INPUT FOR THIS TASK:
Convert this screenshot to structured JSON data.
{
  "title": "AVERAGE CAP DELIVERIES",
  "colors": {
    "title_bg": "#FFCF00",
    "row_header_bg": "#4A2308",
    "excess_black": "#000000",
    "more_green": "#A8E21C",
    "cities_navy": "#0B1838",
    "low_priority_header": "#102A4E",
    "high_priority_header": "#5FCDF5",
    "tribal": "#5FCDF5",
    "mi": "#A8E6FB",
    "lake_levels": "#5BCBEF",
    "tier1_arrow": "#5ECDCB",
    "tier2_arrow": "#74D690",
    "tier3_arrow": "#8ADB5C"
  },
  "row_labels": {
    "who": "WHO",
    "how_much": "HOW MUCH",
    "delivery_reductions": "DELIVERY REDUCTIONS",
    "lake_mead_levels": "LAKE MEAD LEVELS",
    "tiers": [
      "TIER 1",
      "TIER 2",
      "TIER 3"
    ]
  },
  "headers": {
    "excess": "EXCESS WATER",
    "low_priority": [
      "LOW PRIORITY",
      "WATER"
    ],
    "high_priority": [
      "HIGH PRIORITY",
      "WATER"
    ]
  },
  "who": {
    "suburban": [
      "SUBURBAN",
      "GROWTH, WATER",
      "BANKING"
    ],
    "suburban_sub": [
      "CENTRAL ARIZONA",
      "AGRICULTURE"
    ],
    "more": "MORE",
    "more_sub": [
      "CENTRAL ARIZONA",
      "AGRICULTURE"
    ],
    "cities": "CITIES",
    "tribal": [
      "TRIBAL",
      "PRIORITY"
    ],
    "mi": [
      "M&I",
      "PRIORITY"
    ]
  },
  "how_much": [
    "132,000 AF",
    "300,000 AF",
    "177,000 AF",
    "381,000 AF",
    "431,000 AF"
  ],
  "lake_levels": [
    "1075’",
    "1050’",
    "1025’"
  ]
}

---

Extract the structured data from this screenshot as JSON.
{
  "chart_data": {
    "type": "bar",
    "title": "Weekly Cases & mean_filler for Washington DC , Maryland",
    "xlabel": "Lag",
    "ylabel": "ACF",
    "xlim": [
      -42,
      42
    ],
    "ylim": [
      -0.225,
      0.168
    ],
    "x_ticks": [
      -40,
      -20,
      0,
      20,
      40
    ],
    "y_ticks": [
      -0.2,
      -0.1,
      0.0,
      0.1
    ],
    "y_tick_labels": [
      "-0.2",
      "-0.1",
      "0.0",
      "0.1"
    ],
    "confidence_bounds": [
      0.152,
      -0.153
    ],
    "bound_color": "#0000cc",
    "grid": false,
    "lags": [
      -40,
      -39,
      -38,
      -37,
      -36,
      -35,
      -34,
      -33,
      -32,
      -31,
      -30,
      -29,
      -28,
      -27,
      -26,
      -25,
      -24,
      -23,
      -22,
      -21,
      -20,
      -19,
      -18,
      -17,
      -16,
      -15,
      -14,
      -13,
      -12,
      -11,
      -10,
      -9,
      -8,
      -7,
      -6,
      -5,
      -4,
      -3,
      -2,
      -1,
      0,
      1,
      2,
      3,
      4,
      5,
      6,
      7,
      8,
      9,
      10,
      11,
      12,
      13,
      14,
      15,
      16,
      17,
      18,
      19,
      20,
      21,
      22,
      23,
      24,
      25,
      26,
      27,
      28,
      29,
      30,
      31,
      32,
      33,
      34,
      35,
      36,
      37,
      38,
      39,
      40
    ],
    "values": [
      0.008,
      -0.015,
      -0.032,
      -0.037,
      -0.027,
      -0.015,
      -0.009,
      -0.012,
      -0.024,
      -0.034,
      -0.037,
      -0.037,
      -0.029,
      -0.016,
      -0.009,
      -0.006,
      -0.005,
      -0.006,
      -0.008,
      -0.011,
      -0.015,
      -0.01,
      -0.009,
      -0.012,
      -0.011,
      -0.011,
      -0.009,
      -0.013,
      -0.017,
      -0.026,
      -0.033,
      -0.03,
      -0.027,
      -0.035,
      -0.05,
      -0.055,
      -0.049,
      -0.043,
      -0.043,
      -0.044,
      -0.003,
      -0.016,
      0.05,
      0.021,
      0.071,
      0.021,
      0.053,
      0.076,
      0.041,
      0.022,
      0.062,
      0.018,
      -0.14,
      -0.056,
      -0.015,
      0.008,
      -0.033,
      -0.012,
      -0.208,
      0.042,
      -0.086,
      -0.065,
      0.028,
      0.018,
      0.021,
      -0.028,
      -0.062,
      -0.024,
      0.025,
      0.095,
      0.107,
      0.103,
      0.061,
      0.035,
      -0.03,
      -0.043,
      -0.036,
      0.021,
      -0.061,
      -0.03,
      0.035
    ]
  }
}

EXERCISE BRIEF:
Of the lines in the entries, how many include the word "structured"? State only the number.

COMPLETE RESPONSE:
2